Dataset records
==============================

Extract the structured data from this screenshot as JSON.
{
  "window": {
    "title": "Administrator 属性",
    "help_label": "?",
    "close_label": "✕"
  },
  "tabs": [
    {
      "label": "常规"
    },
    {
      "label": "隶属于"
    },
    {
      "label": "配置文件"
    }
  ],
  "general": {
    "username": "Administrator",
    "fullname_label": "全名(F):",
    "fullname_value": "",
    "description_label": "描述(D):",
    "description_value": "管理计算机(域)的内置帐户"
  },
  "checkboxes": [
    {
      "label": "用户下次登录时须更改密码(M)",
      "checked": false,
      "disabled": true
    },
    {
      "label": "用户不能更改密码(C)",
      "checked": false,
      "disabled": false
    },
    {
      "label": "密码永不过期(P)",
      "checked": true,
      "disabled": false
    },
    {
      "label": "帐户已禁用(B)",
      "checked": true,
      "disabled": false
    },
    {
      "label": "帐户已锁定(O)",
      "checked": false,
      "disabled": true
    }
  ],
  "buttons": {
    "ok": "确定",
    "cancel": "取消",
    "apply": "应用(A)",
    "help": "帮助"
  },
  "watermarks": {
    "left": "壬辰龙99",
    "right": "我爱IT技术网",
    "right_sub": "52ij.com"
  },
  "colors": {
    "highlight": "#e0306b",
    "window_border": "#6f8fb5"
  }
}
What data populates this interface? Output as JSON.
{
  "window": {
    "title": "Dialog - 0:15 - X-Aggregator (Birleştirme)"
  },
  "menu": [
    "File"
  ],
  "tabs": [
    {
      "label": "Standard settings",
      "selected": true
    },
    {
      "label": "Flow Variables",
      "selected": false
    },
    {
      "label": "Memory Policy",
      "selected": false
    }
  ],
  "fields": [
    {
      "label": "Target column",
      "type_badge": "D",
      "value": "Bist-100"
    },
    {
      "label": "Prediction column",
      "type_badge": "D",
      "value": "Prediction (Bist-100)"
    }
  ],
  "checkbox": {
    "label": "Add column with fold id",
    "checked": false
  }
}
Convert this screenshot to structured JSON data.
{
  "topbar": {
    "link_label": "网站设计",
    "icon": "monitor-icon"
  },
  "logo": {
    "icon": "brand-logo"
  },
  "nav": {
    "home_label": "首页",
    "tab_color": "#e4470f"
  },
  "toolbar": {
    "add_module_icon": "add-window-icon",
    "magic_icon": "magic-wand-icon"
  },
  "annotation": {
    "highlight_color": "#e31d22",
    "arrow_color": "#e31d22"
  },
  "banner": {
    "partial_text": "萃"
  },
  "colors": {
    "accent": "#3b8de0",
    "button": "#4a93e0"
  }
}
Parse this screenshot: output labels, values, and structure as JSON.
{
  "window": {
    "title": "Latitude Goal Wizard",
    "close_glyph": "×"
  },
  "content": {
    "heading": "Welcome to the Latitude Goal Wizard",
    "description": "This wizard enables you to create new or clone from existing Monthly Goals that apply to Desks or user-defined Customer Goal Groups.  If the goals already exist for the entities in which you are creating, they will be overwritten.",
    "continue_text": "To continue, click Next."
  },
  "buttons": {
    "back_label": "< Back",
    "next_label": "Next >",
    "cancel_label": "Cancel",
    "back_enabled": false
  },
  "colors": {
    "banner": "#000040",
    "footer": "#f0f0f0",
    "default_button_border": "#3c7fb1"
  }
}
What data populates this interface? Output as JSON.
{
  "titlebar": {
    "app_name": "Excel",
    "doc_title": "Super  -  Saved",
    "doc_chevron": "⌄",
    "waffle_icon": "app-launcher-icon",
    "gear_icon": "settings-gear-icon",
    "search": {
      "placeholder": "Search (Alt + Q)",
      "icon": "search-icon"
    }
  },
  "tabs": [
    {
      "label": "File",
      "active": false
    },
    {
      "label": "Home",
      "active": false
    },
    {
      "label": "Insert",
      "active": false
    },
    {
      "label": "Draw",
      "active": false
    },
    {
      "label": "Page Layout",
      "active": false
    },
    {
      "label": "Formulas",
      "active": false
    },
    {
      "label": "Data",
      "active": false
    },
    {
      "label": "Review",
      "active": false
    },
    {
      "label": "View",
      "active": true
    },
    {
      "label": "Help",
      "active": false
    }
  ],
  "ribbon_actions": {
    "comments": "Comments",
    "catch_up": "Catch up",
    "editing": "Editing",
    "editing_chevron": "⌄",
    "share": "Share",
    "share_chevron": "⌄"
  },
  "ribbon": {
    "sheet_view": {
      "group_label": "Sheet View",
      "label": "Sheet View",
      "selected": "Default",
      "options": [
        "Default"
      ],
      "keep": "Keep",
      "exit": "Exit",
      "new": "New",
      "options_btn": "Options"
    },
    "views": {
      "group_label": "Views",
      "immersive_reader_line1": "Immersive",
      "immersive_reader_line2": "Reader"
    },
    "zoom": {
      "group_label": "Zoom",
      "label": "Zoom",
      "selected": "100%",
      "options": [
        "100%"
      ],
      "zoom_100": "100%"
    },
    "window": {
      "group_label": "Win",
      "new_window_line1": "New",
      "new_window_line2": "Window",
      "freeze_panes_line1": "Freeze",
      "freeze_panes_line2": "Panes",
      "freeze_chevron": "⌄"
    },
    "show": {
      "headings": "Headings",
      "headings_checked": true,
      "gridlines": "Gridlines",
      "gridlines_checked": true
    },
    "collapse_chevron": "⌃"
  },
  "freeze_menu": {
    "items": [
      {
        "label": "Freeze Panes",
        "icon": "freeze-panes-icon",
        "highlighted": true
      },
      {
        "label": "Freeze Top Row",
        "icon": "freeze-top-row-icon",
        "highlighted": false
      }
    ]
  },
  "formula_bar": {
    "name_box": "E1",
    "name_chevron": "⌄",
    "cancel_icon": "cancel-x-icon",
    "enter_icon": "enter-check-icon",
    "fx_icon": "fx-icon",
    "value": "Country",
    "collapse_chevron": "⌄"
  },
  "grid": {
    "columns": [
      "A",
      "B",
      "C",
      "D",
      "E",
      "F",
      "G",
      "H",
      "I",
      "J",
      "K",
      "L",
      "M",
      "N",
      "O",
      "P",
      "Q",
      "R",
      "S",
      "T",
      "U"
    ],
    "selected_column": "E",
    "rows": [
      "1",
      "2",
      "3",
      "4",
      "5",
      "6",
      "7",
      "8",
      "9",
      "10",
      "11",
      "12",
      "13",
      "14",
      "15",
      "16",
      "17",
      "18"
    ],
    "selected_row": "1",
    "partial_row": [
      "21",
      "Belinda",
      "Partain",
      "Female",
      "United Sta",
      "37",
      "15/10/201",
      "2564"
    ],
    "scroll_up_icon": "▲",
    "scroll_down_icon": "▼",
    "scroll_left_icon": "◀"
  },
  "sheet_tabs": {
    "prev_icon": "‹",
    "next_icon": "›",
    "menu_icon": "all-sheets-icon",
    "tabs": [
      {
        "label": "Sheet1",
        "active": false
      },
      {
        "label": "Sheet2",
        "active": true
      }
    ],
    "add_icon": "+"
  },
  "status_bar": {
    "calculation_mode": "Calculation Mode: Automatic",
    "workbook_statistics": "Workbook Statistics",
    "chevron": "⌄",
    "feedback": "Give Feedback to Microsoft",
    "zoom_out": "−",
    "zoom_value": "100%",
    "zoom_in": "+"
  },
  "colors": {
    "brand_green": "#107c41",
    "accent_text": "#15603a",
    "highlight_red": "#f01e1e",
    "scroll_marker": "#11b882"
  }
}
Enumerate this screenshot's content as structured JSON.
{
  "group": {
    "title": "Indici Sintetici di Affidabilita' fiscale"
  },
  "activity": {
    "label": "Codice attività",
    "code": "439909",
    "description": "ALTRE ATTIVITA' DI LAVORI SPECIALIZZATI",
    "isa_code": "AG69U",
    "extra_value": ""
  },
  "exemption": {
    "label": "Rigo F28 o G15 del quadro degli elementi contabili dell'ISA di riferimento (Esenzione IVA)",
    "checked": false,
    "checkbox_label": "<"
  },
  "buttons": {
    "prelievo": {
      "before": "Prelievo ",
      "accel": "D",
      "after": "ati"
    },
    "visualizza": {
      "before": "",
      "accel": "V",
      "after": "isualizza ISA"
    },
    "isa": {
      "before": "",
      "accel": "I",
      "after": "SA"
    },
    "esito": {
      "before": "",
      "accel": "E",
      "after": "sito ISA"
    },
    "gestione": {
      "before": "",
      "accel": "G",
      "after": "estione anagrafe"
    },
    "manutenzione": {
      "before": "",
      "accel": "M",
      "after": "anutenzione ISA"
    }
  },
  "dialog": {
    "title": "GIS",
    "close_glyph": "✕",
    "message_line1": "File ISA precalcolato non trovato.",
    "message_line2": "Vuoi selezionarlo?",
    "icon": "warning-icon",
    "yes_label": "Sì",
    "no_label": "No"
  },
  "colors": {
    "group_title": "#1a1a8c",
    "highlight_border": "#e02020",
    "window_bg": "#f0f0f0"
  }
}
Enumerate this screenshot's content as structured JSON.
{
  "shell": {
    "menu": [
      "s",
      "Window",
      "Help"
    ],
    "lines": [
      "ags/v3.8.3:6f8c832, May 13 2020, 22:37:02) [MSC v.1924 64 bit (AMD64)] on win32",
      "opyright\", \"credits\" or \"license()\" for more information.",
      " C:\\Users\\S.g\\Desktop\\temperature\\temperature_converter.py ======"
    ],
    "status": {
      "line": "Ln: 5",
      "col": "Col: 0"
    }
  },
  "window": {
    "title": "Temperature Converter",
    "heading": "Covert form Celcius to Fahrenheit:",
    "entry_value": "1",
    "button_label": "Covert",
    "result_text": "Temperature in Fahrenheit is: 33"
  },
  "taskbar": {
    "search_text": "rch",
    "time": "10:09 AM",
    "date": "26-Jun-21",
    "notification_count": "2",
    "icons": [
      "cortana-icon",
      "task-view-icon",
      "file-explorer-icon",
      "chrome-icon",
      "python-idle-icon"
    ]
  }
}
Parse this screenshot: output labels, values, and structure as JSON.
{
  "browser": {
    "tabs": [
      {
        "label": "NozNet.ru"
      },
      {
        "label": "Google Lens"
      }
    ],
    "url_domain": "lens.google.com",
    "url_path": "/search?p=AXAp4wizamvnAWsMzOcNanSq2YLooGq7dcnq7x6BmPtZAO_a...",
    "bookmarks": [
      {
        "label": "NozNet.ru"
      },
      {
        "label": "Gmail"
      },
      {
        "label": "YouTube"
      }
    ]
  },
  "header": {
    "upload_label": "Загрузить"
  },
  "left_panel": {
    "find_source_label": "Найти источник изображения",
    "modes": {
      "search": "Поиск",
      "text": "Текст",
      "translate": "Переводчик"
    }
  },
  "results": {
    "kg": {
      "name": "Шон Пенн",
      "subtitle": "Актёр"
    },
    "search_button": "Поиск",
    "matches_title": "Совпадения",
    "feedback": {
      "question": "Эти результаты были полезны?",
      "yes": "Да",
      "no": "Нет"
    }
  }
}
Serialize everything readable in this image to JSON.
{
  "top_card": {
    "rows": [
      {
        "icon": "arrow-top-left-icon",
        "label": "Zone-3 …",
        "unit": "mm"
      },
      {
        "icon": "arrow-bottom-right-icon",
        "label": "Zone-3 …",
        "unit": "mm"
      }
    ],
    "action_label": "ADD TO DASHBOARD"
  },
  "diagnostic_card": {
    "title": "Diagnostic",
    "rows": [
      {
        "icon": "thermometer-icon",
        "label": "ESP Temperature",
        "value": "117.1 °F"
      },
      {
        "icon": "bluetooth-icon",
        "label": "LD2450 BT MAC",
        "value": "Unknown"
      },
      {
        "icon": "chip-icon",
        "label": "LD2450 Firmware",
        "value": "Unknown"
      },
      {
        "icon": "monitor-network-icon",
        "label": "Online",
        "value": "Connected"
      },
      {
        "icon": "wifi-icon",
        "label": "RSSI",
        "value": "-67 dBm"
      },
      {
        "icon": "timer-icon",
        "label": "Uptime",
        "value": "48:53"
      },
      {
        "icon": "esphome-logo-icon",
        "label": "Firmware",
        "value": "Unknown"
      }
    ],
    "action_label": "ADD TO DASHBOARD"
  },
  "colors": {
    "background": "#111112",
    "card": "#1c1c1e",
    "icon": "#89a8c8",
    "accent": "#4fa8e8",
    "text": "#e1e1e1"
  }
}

==============================

> **Exercise objective**
In the listing above, find the line with "Serialize everything readable" and set down that line and all after it exactly, through the final line.

> **Exercise result**
Serialize everything readable in this image to JSON.
{
  "top_card": {
    "rows": [
      {
        "icon": "arrow-top-left-icon",
        "label": "Zone-3 …",
        "unit": "mm"
      },
      {
        "icon": "arrow-bottom-right-icon",
        "label": "Zone-3 …",
        "unit": "mm"
      }
    ],
    "action_label": "ADD TO DASHBOARD"
  },
  "diagnostic_card": {
    "title": "Diagnostic",
    "rows": [
      {
        "icon": "thermometer-icon",
        "label": "ESP Temperature",
        "value": "117.1 °F"
      },
      {
        "icon": "bluetooth-icon",
        "label": "LD2450 BT MAC",
        "value": "Unknown"
      },
      {
        "icon": "chip-icon",
        "label": "LD2450 Firmware",
        "value": "Unknown"
      },
      {
        "icon": "monitor-network-icon",
        "label": "Online",
        "value": "Connected"
      },
      {
        "icon": "wifi-icon",
        "label": "RSSI",
        "value": "-67 dBm"
      },
      {
        "icon": "timer-icon",
        "label": "Uptime",
        "value": "48:53"
      },
      {
        "icon": "esphome-logo-icon",
        "label": "Firmware",
        "value": "Unknown"
      }
    ],
    "action_label": "ADD TO DASHBOARD"
  },
  "colors": {
    "background": "#111112",
    "card": "#1c1c1e",
    "icon": "#89a8c8",
    "accent": "#4fa8e8",
    "text": "#e1e1e1"
  }
}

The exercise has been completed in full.